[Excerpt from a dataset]
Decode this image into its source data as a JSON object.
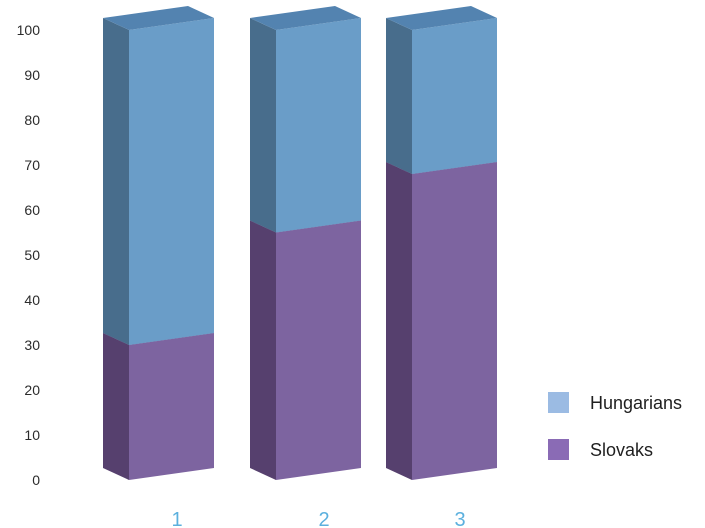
{
  "chart_data": {
    "type": "bar",
    "stacked": true,
    "three_d": true,
    "title": "",
    "xlabel": "",
    "ylabel": "",
    "categories": [
      "1",
      "2",
      "3"
    ],
    "y_ticks": [
      "0",
      "10",
      "20",
      "30",
      "40",
      "50",
      "60",
      "70",
      "80",
      "90",
      "100"
    ],
    "ylim": [
      0,
      100
    ],
    "grid": false,
    "legend_position": "right",
    "series": [
      {
        "name": "Slovaks",
        "values": [
          30,
          55,
          68
        ],
        "color": "#7d64a0"
      },
      {
        "name": "Hungarians",
        "values": [
          70,
          45,
          32
        ],
        "color": "#6a9dc8"
      }
    ]
  },
  "colors": {
    "slovaks_front": "#7d64a0",
    "slovaks_side": "#56406e",
    "slovaks_top": "#664d88",
    "hungarians_front": "#6a9dc8",
    "hungarians_side": "#486d8c",
    "hungarians_top": "#5383b0",
    "legend_hungarians": "#9bbbe3",
    "legend_slovaks": "#8a6bb5",
    "x_tick": "#5bb0de"
  }
}
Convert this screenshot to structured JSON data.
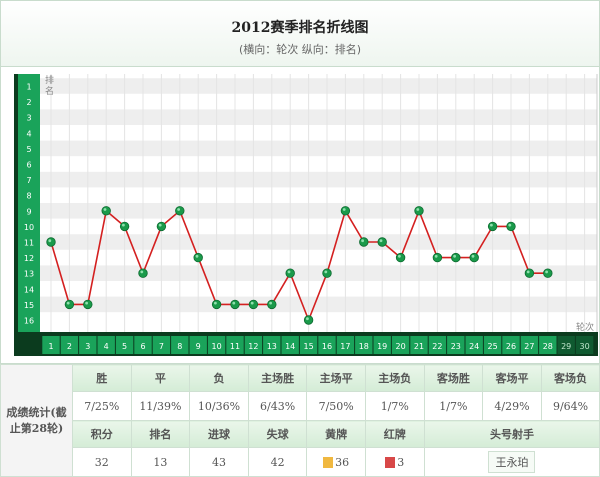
{
  "title": "2012赛季排名折线图",
  "subtitle": "(横向：轮次 纵向：排名)",
  "chart_data": {
    "type": "line",
    "ylabel": "排名",
    "xlabel": "轮次",
    "x": [
      1,
      2,
      3,
      4,
      5,
      6,
      7,
      8,
      9,
      10,
      11,
      12,
      13,
      14,
      15,
      16,
      17,
      18,
      19,
      20,
      21,
      22,
      23,
      24,
      25,
      26,
      27,
      28
    ],
    "x_ticks": [
      1,
      2,
      3,
      4,
      5,
      6,
      7,
      8,
      9,
      10,
      11,
      12,
      13,
      14,
      15,
      16,
      17,
      18,
      19,
      20,
      21,
      22,
      23,
      24,
      25,
      26,
      27,
      28,
      29,
      30
    ],
    "y_ticks": [
      1,
      2,
      3,
      4,
      5,
      6,
      7,
      8,
      9,
      10,
      11,
      12,
      13,
      14,
      15,
      16
    ],
    "values": [
      11,
      15,
      15,
      9,
      10,
      13,
      10,
      9,
      12,
      15,
      15,
      15,
      15,
      13,
      16,
      13,
      9,
      11,
      11,
      12,
      9,
      12,
      12,
      12,
      10,
      10,
      13,
      13
    ],
    "ylim": [
      1,
      16
    ],
    "xlim": [
      1,
      30
    ],
    "y_inverted": true,
    "line_color": "#d42020",
    "marker_color": "#1a9a4a"
  },
  "stats": {
    "label": "成绩统计(截止第28轮)",
    "row1_headers": [
      "胜",
      "平",
      "负",
      "主场胜",
      "主场平",
      "主场负",
      "客场胜",
      "客场平",
      "客场负"
    ],
    "row1_values": [
      "7/25%",
      "11/39%",
      "10/36%",
      "6/43%",
      "7/50%",
      "1/7%",
      "1/7%",
      "4/29%",
      "9/64%"
    ],
    "row2_headers": [
      "积分",
      "排名",
      "进球",
      "失球",
      "黄牌",
      "红牌",
      "头号射手"
    ],
    "row2_values": [
      "32",
      "13",
      "43",
      "42",
      "36",
      "3",
      "王永珀"
    ],
    "yellow_card_color": "#f0b840",
    "red_card_color": "#d84848"
  }
}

# What to work on:
Copy each line above precisely, dropping the pictures.

# Response to this task:
Decode this image into its source data as a JSON object.
{
  "chart_data": {
    "type": "bar",
    "stacked": true,
    "three_d": true,
    "title": "",
    "xlabel": "",
    "ylabel": "",
    "categories": [
      "1",
      "2",
      "3"
    ],
    "y_ticks": [
      "0",
      "10",
      "20",
      "30",
      "40",
      "50",
      "60",
      "70",
      "80",
      "90",
      "100"
    ],
    "ylim": [
      0,
      100
    ],
    "grid": false,
    "legend_position": "right",
    "series": [
      {
        "name": "Slovaks",
        "values": [
          30,
          55,
          68
        ],
        "color": "#7d64a0"
      },
      {
        "name": "Hungarians",
        "values": [
          70,
          45,
          32
        ],
        "color": "#6a9dc8"
      }
    ]
  },
  "colors": {
    "slovaks_front": "#7d64a0",
    "slovaks_side": "#56406e",
    "slovaks_top": "#664d88",
    "hungarians_front": "#6a9dc8",
    "hungarians_side": "#486d8c",
    "hungarians_top": "#5383b0",
    "legend_hungarians": "#9bbbe3",
    "legend_slovaks": "#8a6bb5",
    "x_tick": "#5bb0de"
  }
}
Convert this screenshot to structured JSON data.
{
  "title": "2012赛季排名折线图",
  "subtitle": "(横向：轮次 纵向：排名)",
  "chart_data": {
    "type": "line",
    "ylabel": "排名",
    "xlabel": "轮次",
    "x": [
      1,
      2,
      3,
      4,
      5,
      6,
      7,
      8,
      9,
      10,
      11,
      12,
      13,
      14,
      15,
      16,
      17,
      18,
      19,
      20,
      21,
      22,
      23,
      24,
      25,
      26,
      27,
      28
    ],
    "x_ticks": [
      1,
      2,
      3,
      4,
      5,
      6,
      7,
      8,
      9,
      10,
      11,
      12,
      13,
      14,
      15,
      16,
      17,
      18,
      19,
      20,
      21,
      22,
      23,
      24,
      25,
      26,
      27,
      28,
      29,
      30
    ],
    "y_ticks": [
      1,
      2,
      3,
      4,
      5,
      6,
      7,
      8,
      9,
      10,
      11,
      12,
      13,
      14,
      15,
      16
    ],
    "values": [
      11,
      15,
      15,
      9,
      10,
      13,
      10,
      9,
      12,
      15,
      15,
      15,
      15,
      13,
      16,
      13,
      9,
      11,
      11,
      12,
      9,
      12,
      12,
      12,
      10,
      10,
      13,
      13
    ],
    "ylim": [
      1,
      16
    ],
    "xlim": [
      1,
      30
    ],
    "y_inverted": true,
    "line_color": "#d42020",
    "marker_color": "#1a9a4a"
  },
  "stats": {
    "label": "成绩统计(截止第28轮)",
    "row1_headers": [
      "胜",
      "平",
      "负",
      "主场胜",
      "主场平",
      "主场负",
      "客场胜",
      "客场平",
      "客场负"
    ],
    "row1_values": [
      "7/25%",
      "11/39%",
      "10/36%",
      "6/43%",
      "7/50%",
      "1/7%",
      "1/7%",
      "4/29%",
      "9/64%"
    ],
    "row2_headers": [
      "积分",
      "排名",
      "进球",
      "失球",
      "黄牌",
      "红牌",
      "头号射手"
    ],
    "row2_values": [
      "32",
      "13",
      "43",
      "42",
      "36",
      "3",
      "王永珀"
    ],
    "yellow_card_color": "#f0b840",
    "red_card_color": "#d84848"
  }
}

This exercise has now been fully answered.